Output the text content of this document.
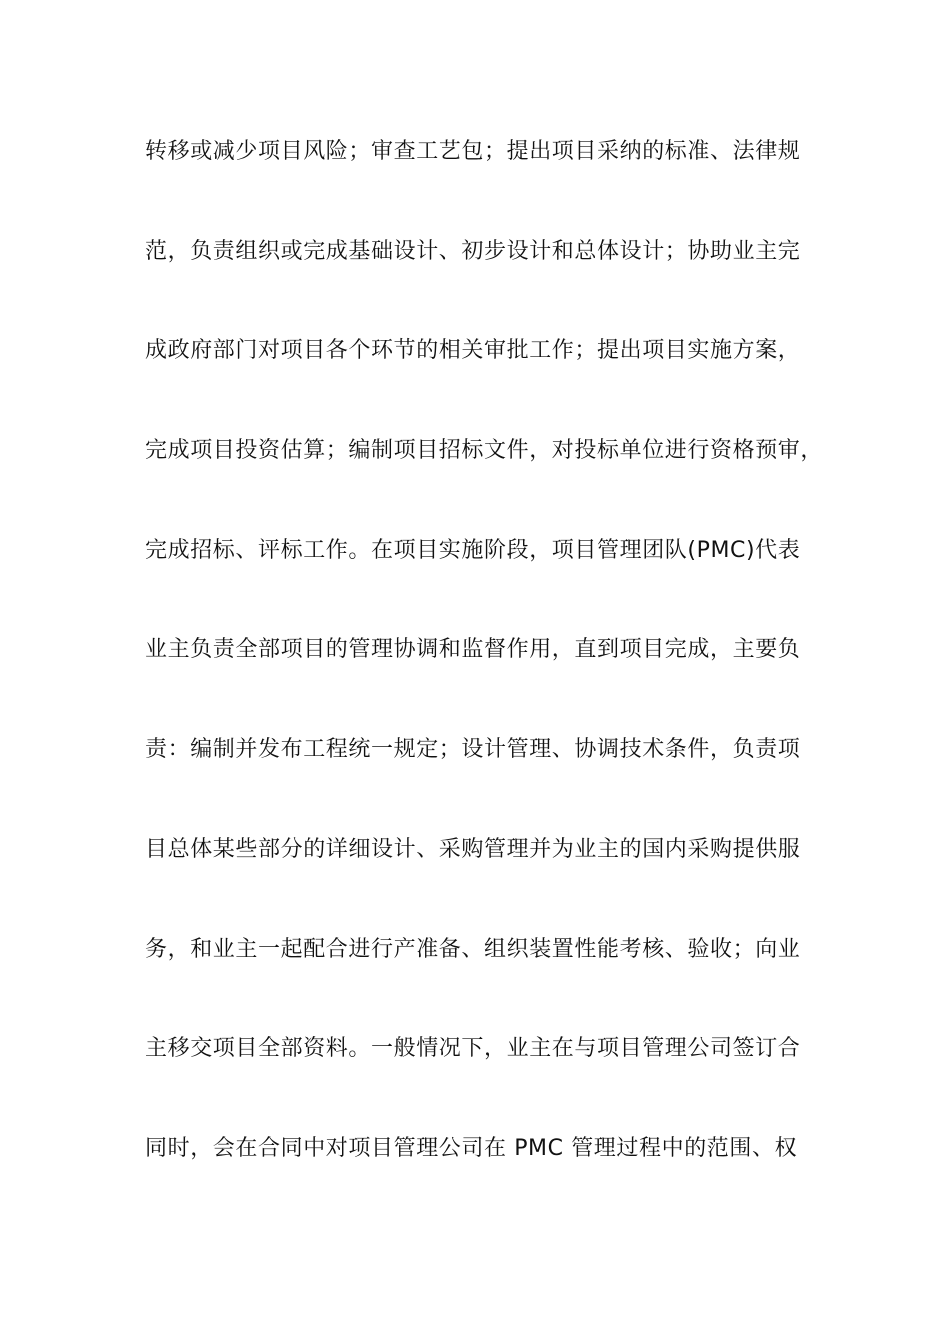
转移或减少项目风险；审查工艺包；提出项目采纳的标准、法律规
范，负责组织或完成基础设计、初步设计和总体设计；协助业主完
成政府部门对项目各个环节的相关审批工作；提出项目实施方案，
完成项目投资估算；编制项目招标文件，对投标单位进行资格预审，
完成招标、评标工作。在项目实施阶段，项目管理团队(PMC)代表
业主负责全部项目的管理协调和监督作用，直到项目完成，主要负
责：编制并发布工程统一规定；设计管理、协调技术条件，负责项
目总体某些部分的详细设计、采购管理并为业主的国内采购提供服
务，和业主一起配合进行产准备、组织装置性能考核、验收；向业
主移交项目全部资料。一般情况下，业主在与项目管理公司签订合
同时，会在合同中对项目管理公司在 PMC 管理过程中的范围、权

══════

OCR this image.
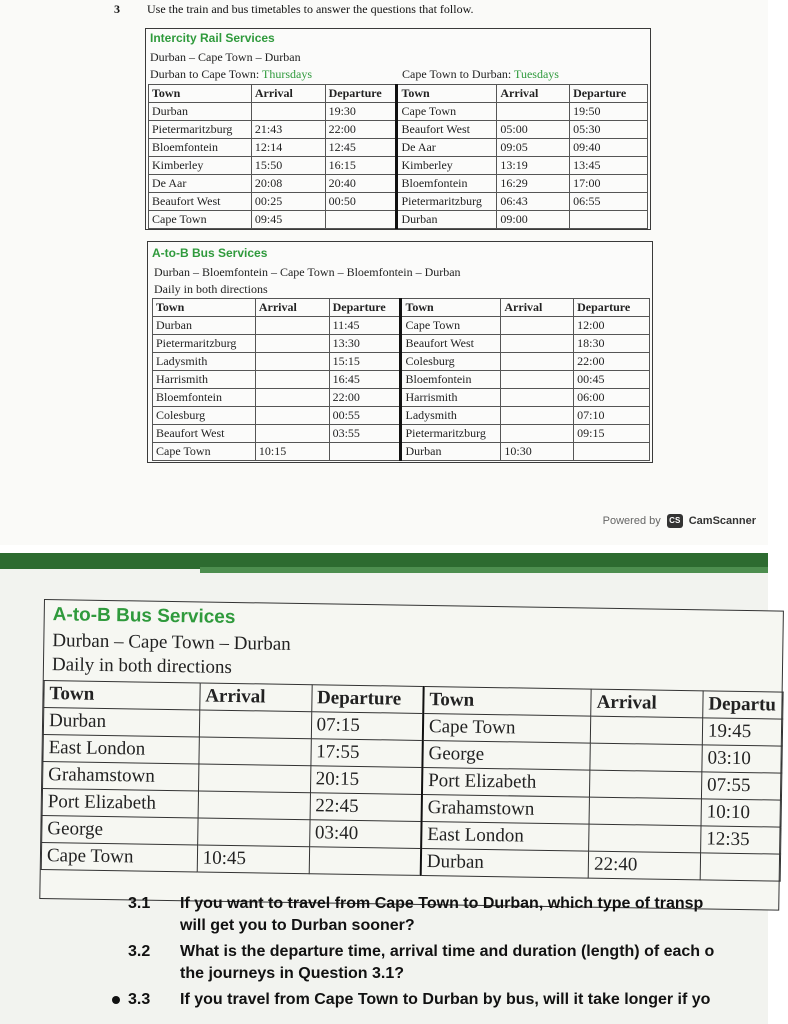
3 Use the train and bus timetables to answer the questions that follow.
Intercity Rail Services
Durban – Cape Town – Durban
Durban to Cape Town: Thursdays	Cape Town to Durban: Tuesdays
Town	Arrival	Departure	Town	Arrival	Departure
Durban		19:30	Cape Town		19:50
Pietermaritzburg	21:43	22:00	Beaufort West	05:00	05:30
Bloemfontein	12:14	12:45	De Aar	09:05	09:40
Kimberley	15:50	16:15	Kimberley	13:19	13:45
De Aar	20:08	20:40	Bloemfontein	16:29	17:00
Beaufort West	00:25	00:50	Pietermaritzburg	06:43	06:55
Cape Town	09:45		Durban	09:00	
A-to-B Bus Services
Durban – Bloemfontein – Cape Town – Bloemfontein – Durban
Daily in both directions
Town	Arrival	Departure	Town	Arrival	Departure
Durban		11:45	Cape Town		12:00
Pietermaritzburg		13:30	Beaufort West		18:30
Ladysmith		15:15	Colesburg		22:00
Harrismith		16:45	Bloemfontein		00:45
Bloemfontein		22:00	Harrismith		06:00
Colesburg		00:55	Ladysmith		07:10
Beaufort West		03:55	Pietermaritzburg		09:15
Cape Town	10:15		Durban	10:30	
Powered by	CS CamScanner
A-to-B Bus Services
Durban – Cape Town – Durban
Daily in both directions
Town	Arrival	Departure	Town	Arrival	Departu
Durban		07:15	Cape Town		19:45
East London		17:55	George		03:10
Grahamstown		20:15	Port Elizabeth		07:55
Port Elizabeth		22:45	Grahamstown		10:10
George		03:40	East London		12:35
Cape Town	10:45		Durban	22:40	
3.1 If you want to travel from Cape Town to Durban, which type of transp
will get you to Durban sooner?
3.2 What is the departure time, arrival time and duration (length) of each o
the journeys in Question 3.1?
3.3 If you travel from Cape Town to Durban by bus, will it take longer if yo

══════

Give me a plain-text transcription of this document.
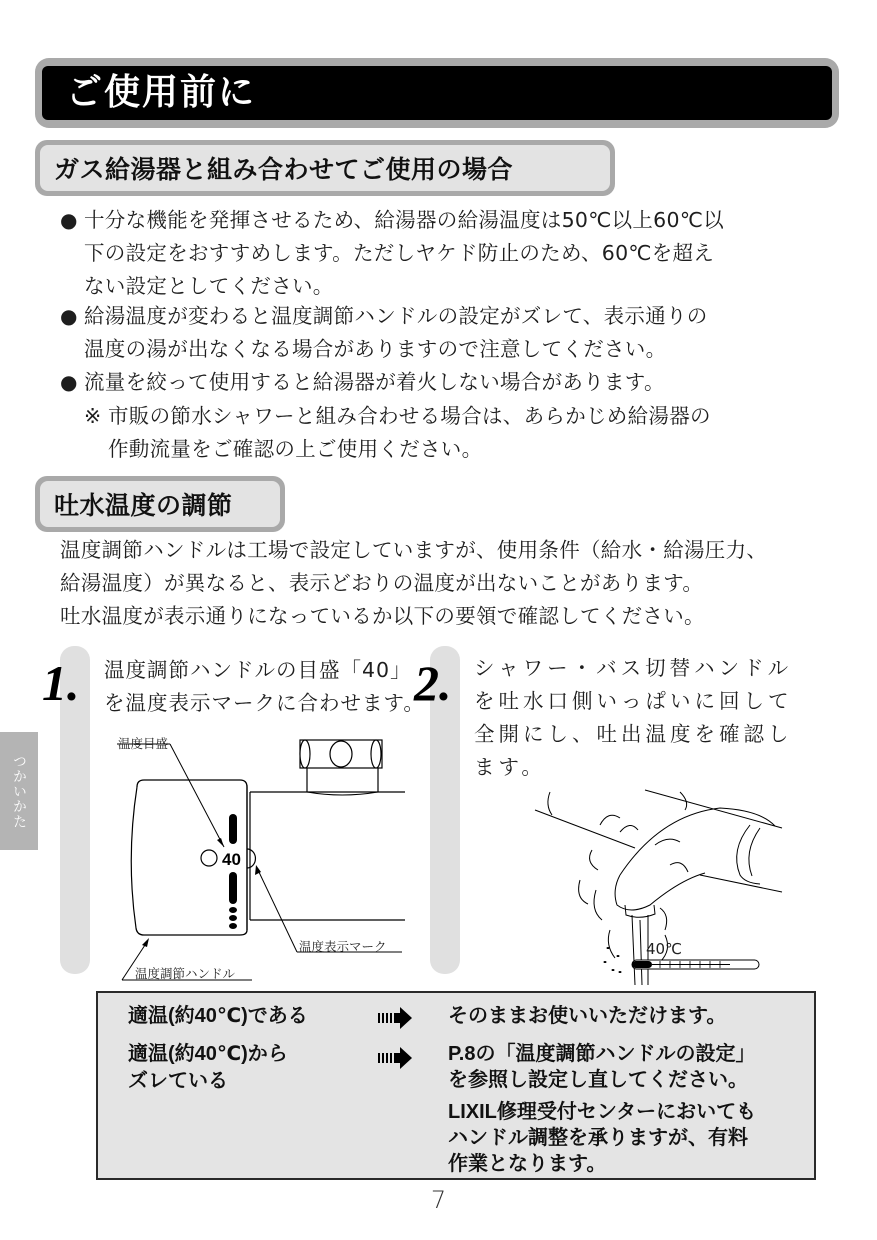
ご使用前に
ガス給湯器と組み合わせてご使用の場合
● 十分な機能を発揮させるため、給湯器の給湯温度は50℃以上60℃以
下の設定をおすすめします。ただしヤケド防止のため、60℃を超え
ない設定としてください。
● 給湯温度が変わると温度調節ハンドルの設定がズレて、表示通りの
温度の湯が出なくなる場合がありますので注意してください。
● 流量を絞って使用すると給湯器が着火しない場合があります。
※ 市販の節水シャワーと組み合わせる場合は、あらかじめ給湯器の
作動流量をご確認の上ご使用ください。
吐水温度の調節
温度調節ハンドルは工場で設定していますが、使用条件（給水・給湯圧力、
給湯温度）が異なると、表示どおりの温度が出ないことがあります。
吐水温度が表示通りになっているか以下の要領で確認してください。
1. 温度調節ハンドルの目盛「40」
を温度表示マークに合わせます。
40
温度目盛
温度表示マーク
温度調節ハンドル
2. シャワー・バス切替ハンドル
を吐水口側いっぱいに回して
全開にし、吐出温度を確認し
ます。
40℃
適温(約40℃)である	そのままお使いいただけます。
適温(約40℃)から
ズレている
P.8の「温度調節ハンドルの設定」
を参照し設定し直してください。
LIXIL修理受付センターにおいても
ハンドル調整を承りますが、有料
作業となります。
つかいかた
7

══════

* **What is required**
Only the number is wanted: how many lines of these entries contain the string "London"?

* **Exercise result**
2